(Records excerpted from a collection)
──────────
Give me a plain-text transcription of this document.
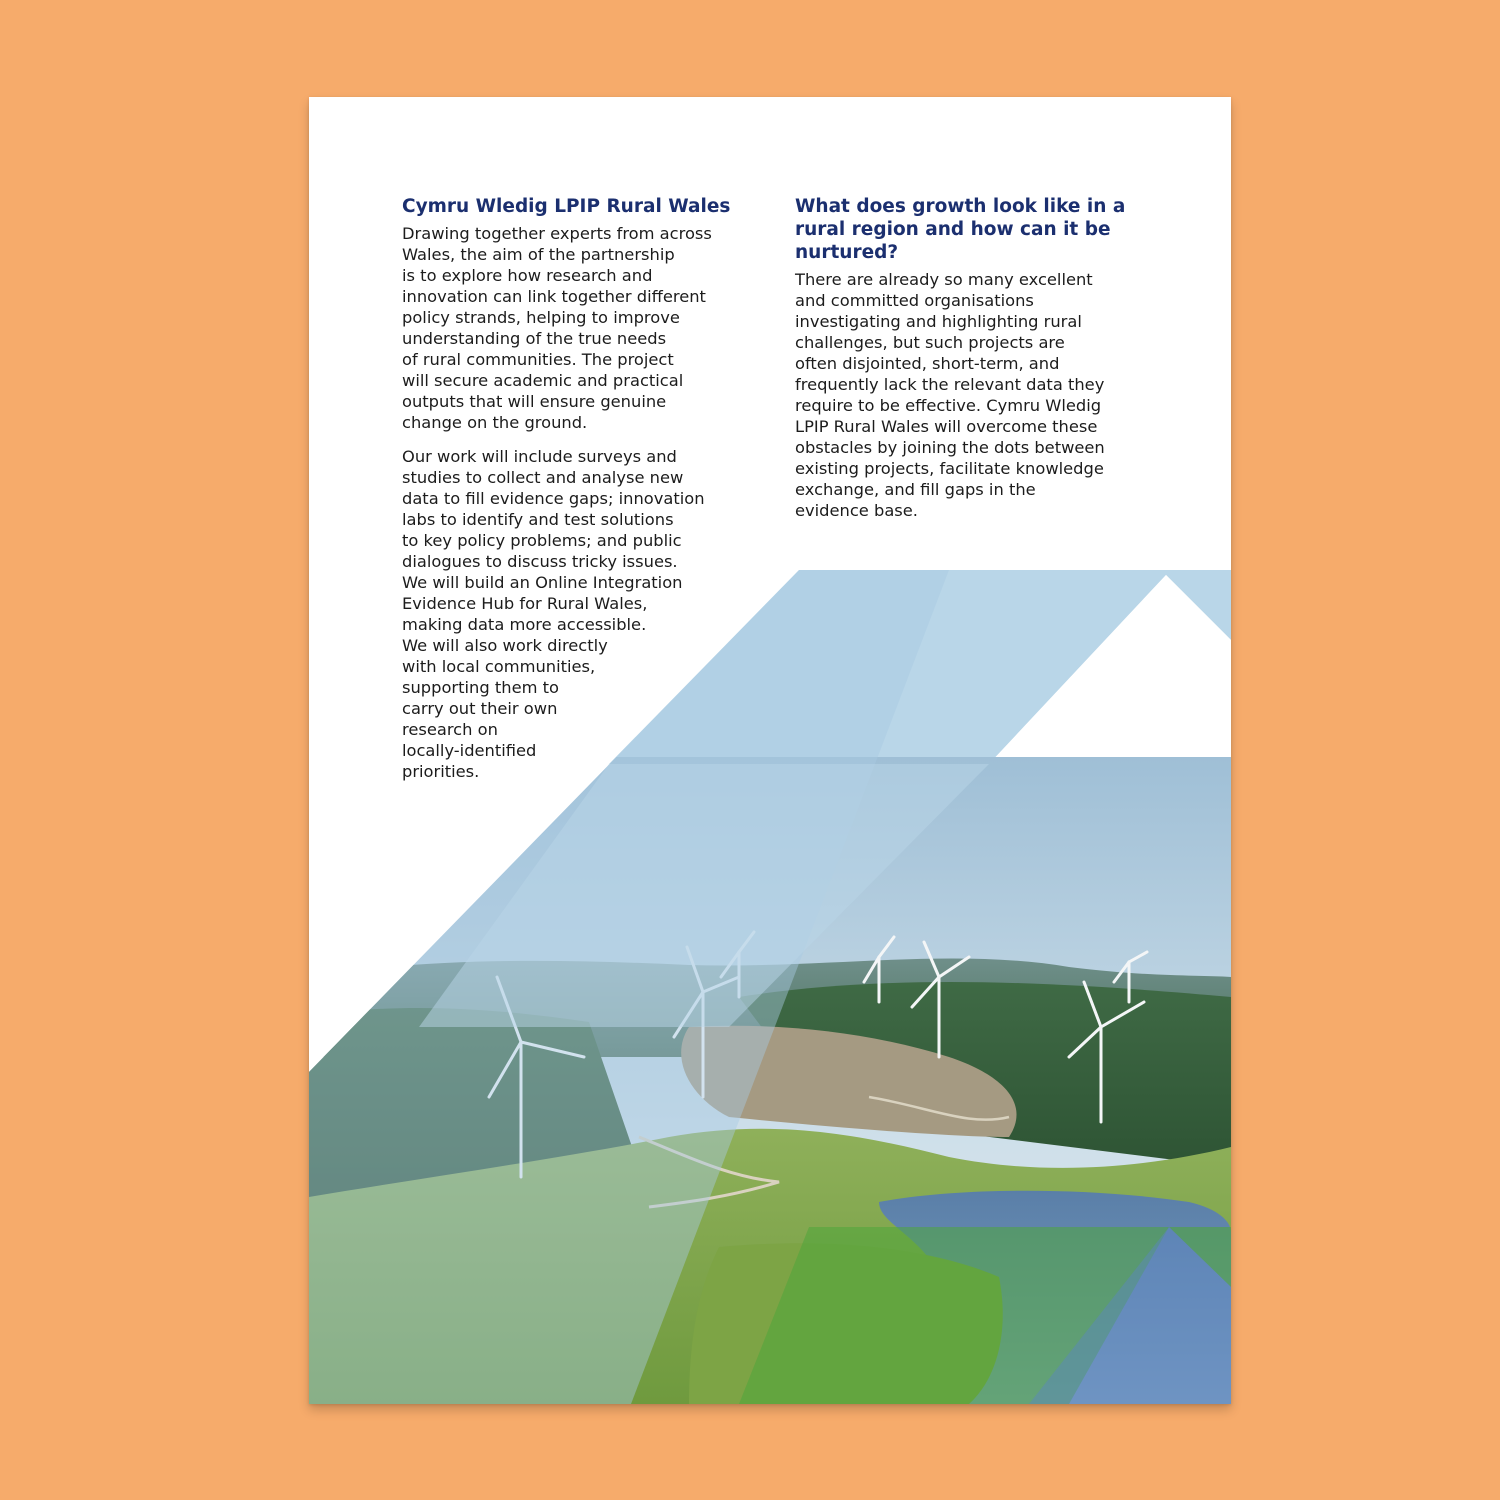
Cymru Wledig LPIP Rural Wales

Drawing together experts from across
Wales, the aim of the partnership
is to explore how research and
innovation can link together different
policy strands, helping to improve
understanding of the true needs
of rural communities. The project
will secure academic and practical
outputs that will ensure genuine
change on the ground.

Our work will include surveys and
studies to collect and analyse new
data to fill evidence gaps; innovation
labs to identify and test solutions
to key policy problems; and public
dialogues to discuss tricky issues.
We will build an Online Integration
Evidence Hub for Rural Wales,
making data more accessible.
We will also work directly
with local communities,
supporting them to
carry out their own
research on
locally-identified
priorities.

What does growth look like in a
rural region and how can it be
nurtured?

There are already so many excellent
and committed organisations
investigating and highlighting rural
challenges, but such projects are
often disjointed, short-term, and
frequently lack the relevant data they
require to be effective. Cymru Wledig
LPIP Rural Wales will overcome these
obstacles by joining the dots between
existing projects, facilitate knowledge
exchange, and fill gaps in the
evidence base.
──────────
• DO THIS: Pull every line containing "communities" out of the data above.

• ANSWER BELOW:
of rural communities. The project
with local communities,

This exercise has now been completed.